Record list:
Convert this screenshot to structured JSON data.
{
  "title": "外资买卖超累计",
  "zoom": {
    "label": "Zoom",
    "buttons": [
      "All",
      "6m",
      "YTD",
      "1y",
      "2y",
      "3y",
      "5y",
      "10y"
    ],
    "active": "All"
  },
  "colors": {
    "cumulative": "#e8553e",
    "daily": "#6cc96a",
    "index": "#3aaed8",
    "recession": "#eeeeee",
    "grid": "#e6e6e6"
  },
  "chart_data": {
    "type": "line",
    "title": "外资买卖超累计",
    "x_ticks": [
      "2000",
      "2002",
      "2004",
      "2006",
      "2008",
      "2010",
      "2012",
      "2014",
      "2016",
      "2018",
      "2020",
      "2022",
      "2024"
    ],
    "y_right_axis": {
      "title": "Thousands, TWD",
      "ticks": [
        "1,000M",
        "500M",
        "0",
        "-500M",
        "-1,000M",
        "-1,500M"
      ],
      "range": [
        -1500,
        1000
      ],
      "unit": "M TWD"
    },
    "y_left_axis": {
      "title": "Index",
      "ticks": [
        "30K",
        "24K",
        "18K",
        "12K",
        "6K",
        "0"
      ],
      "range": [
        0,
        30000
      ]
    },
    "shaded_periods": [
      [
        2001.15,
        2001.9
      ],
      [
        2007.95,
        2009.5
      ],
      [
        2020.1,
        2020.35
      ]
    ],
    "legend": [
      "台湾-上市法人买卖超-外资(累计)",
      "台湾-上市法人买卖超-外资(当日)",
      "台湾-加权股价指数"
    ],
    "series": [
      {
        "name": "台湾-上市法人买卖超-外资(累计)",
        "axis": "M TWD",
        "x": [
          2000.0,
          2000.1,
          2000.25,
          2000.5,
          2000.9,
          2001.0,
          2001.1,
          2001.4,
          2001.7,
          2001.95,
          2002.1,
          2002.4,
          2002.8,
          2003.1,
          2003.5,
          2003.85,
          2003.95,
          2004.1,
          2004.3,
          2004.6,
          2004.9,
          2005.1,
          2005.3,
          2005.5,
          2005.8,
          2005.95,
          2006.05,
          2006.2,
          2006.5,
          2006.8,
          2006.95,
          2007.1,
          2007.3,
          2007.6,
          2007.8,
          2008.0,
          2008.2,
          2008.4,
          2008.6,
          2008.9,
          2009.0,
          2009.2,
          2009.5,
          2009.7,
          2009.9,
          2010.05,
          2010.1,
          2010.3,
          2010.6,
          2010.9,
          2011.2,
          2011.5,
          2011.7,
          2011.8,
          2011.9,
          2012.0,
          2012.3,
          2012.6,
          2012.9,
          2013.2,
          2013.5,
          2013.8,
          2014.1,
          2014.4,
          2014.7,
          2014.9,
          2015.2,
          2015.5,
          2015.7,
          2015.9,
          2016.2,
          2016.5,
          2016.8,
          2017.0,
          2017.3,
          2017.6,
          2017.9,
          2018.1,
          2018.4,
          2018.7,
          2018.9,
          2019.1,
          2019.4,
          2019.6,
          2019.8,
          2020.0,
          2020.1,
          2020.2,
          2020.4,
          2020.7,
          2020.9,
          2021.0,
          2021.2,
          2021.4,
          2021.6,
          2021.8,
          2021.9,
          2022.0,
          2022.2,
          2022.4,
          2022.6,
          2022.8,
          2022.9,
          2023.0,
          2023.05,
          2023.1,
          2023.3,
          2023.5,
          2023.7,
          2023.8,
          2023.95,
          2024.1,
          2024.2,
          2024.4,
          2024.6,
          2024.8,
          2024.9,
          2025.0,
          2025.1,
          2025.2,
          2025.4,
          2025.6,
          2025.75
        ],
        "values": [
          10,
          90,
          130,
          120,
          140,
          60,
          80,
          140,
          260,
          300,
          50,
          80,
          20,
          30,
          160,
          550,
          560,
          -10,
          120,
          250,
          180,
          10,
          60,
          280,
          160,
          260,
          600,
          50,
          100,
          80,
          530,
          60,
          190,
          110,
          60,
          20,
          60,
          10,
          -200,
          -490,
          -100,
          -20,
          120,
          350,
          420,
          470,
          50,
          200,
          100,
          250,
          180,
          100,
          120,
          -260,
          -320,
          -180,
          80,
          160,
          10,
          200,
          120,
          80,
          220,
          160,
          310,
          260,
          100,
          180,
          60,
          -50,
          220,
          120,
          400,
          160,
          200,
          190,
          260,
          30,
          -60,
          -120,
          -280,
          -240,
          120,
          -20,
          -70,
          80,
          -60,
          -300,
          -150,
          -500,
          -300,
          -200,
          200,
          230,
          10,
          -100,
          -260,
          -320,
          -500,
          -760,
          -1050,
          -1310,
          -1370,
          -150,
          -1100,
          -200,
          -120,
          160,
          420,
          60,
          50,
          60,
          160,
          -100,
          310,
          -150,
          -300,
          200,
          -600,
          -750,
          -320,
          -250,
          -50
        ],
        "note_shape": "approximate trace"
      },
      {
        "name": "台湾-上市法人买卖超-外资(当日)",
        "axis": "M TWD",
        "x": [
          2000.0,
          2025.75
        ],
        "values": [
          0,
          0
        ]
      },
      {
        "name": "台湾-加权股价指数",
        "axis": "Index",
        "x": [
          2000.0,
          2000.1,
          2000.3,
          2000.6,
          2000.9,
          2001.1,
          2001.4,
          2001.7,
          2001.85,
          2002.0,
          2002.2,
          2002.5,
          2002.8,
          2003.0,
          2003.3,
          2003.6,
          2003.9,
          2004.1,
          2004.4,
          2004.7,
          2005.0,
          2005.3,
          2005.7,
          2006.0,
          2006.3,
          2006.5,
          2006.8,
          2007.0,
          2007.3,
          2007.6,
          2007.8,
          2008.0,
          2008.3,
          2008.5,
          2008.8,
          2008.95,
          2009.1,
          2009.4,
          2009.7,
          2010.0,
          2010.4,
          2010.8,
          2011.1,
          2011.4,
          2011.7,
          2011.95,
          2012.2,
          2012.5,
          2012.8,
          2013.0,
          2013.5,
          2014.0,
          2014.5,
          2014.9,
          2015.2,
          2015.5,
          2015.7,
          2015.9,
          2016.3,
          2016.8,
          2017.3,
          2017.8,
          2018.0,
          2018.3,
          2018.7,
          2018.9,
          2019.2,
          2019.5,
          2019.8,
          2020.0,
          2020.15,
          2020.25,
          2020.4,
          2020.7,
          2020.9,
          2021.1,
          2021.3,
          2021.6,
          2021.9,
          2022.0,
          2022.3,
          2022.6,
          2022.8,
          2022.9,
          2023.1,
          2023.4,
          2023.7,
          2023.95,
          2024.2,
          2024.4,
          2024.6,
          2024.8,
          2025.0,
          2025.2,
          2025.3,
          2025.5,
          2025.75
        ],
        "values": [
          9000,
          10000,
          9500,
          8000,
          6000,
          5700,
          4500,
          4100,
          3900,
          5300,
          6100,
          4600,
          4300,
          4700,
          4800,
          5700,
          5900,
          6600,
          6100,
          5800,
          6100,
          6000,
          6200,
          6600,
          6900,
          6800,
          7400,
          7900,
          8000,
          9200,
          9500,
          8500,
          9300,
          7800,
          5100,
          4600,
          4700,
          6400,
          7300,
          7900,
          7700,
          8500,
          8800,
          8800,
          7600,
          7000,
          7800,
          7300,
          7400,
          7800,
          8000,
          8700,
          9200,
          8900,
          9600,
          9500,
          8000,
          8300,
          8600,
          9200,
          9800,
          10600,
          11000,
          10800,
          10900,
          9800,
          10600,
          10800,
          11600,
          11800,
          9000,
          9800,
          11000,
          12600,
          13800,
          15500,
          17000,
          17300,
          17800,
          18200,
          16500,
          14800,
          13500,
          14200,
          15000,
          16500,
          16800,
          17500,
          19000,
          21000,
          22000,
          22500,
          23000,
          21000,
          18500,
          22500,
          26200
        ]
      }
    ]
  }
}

Exercise brief: Write out every entry verbatim.

Answer for this exercise:
Convert this screenshot to structured JSON data.
{
  "title": "外资买卖超累计",
  "zoom": {
    "label": "Zoom",
    "buttons": [
      "All",
      "6m",
      "YTD",
      "1y",
      "2y",
      "3y",
      "5y",
      "10y"
    ],
    "active": "All"
  },
  "colors": {
    "cumulative": "#e8553e",
    "daily": "#6cc96a",
    "index": "#3aaed8",
    "recession": "#eeeeee",
    "grid": "#e6e6e6"
  },
  "chart_data": {
    "type": "line",
    "title": "外资买卖超累计",
    "x_ticks": [
      "2000",
      "2002",
      "2004",
      "2006",
      "2008",
      "2010",
      "2012",
      "2014",
      "2016",
      "2018",
      "2020",
      "2022",
      "2024"
    ],
    "y_right_axis": {
      "title": "Thousands, TWD",
      "ticks": [
        "1,000M",
        "500M",
        "0",
        "-500M",
        "-1,000M",
        "-1,500M"
      ],
      "range": [
        -1500,
        1000
      ],
      "unit": "M TWD"
    },
    "y_left_axis": {
      "title": "Index",
      "ticks": [
        "30K",
        "24K",
        "18K",
        "12K",
        "6K",
        "0"
      ],
      "range": [
        0,
        30000
      ]
    },
    "shaded_periods": [
      [
        2001.15,
        2001.9
      ],
      [
        2007.95,
        2009.5
      ],
      [
        2020.1,
        2020.35
      ]
    ],
    "legend": [
      "台湾-上市法人买卖超-外资(累计)",
      "台湾-上市法人买卖超-外资(当日)",
      "台湾-加权股价指数"
    ],
    "series": [
      {
        "name": "台湾-上市法人买卖超-外资(累计)",
        "axis": "M TWD",
        "x": [
          2000.0,
          2000.1,
          2000.25,
          2000.5,
          2000.9,
          2001.0,
          2001.1,
          2001.4,
          2001.7,
          2001.95,
          2002.1,
          2002.4,
          2002.8,
          2003.1,
          2003.5,
          2003.85,
          2003.95,
          2004.1,
          2004.3,
          2004.6,
          2004.9,
          2005.1,
          2005.3,
          2005.5,
          2005.8,
          2005.95,
          2006.05,
          2006.2,
          2006.5,
          2006.8,
          2006.95,
          2007.1,
          2007.3,
          2007.6,
          2007.8,
          2008.0,
          2008.2,
          2008.4,
          2008.6,
          2008.9,
          2009.0,
          2009.2,
          2009.5,
          2009.7,
          2009.9,
          2010.05,
          2010.1,
          2010.3,
          2010.6,
          2010.9,
          2011.2,
          2011.5,
          2011.7,
          2011.8,
          2011.9,
          2012.0,
          2012.3,
          2012.6,
          2012.9,
          2013.2,
          2013.5,
          2013.8,
          2014.1,
          2014.4,
          2014.7,
          2014.9,
          2015.2,
          2015.5,
          2015.7,
          2015.9,
          2016.2,
          2016.5,
          2016.8,
          2017.0,
          2017.3,
          2017.6,
          2017.9,
          2018.1,
          2018.4,
          2018.7,
          2018.9,
          2019.1,
          2019.4,
          2019.6,
          2019.8,
          2020.0,
          2020.1,
          2020.2,
          2020.4,
          2020.7,
          2020.9,
          2021.0,
          2021.2,
          2021.4,
          2021.6,
          2021.8,
          2021.9,
          2022.0,
          2022.2,
          2022.4,
          2022.6,
          2022.8,
          2022.9,
          2023.0,
          2023.05,
          2023.1,
          2023.3,
          2023.5,
          2023.7,
          2023.8,
          2023.95,
          2024.1,
          2024.2,
          2024.4,
          2024.6,
          2024.8,
          2024.9,
          2025.0,
          2025.1,
          2025.2,
          2025.4,
          2025.6,
          2025.75
        ],
        "values": [
          10,
          90,
          130,
          120,
          140,
          60,
          80,
          140,
          260,
          300,
          50,
          80,
          20,
          30,
          160,
          550,
          560,
          -10,
          120,
          250,
          180,
          10,
          60,
          280,
          160,
          260,
          600,
          50,
          100,
          80,
          530,
          60,
          190,
          110,
          60,
          20,
          60,
          10,
          -200,
          -490,
          -100,
          -20,
          120,
          350,
          420,
          470,
          50,
          200,
          100,
          250,
          180,
          100,
          120,
          -260,
          -320,
          -180,
          80,
          160,
          10,
          200,
          120,
          80,
          220,
          160,
          310,
          260,
          100,
          180,
          60,
          -50,
          220,
          120,
          400,
          160,
          200,
          190,
          260,
          30,
          -60,
          -120,
          -280,
          -240,
          120,
          -20,
          -70,
          80,
          -60,
          -300,
          -150,
          -500,
          -300,
          -200,
          200,
          230,
          10,
          -100,
          -260,
          -320,
          -500,
          -760,
          -1050,
          -1310,
          -1370,
          -150,
          -1100,
          -200,
          -120,
          160,
          420,
          60,
          50,
          60,
          160,
          -100,
          310,
          -150,
          -300,
          200,
          -600,
          -750,
          -320,
          -250,
          -50
        ],
        "note_shape": "approximate trace"
      },
      {
        "name": "台湾-上市法人买卖超-外资(当日)",
        "axis": "M TWD",
        "x": [
          2000.0,
          2025.75
        ],
        "values": [
          0,
          0
        ]
      },
      {
        "name": "台湾-加权股价指数",
        "axis": "Index",
        "x": [
          2000.0,
          2000.1,
          2000.3,
          2000.6,
          2000.9,
          2001.1,
          2001.4,
          2001.7,
          2001.85,
          2002.0,
          2002.2,
          2002.5,
          2002.8,
          2003.0,
          2003.3,
          2003.6,
          2003.9,
          2004.1,
          2004.4,
          2004.7,
          2005.0,
          2005.3,
          2005.7,
          2006.0,
          2006.3,
          2006.5,
          2006.8,
          2007.0,
          2007.3,
          2007.6,
          2007.8,
          2008.0,
          2008.3,
          2008.5,
          2008.8,
          2008.95,
          2009.1,
          2009.4,
          2009.7,
          2010.0,
          2010.4,
          2010.8,
          2011.1,
          2011.4,
          2011.7,
          2011.95,
          2012.2,
          2012.5,
          2012.8,
          2013.0,
          2013.5,
          2014.0,
          2014.5,
          2014.9,
          2015.2,
          2015.5,
          2015.7,
          2015.9,
          2016.3,
          2016.8,
          2017.3,
          2017.8,
          2018.0,
          2018.3,
          2018.7,
          2018.9,
          2019.2,
          2019.5,
          2019.8,
          2020.0,
          2020.15,
          2020.25,
          2020.4,
          2020.7,
          2020.9,
          2021.1,
          2021.3,
          2021.6,
          2021.9,
          2022.0,
          2022.3,
          2022.6,
          2022.8,
          2022.9,
          2023.1,
          2023.4,
          2023.7,
          2023.95,
          2024.2,
          2024.4,
          2024.6,
          2024.8,
          2025.0,
          2025.2,
          2025.3,
          2025.5,
          2025.75
        ],
        "values": [
          9000,
          10000,
          9500,
          8000,
          6000,
          5700,
          4500,
          4100,
          3900,
          5300,
          6100,
          4600,
          4300,
          4700,
          4800,
          5700,
          5900,
          6600,
          6100,
          5800,
          6100,
          6000,
          6200,
          6600,
          6900,
          6800,
          7400,
          7900,
          8000,
          9200,
          9500,
          8500,
          9300,
          7800,
          5100,
          4600,
          4700,
          6400,
          7300,
          7900,
          7700,
          8500,
          8800,
          8800,
          7600,
          7000,
          7800,
          7300,
          7400,
          7800,
          8000,
          8700,
          9200,
          8900,
          9600,
          9500,
          8000,
          8300,
          8600,
          9200,
          9800,
          10600,
          11000,
          10800,
          10900,
          9800,
          10600,
          10800,
          11600,
          11800,
          9000,
          9800,
          11000,
          12600,
          13800,
          15500,
          17000,
          17300,
          17800,
          18200,
          16500,
          14800,
          13500,
          14200,
          15000,
          16500,
          16800,
          17500,
          19000,
          21000,
          22000,
          22500,
          23000,
          21000,
          18500,
          22500,
          26200
        ]
      }
    ]
  }
}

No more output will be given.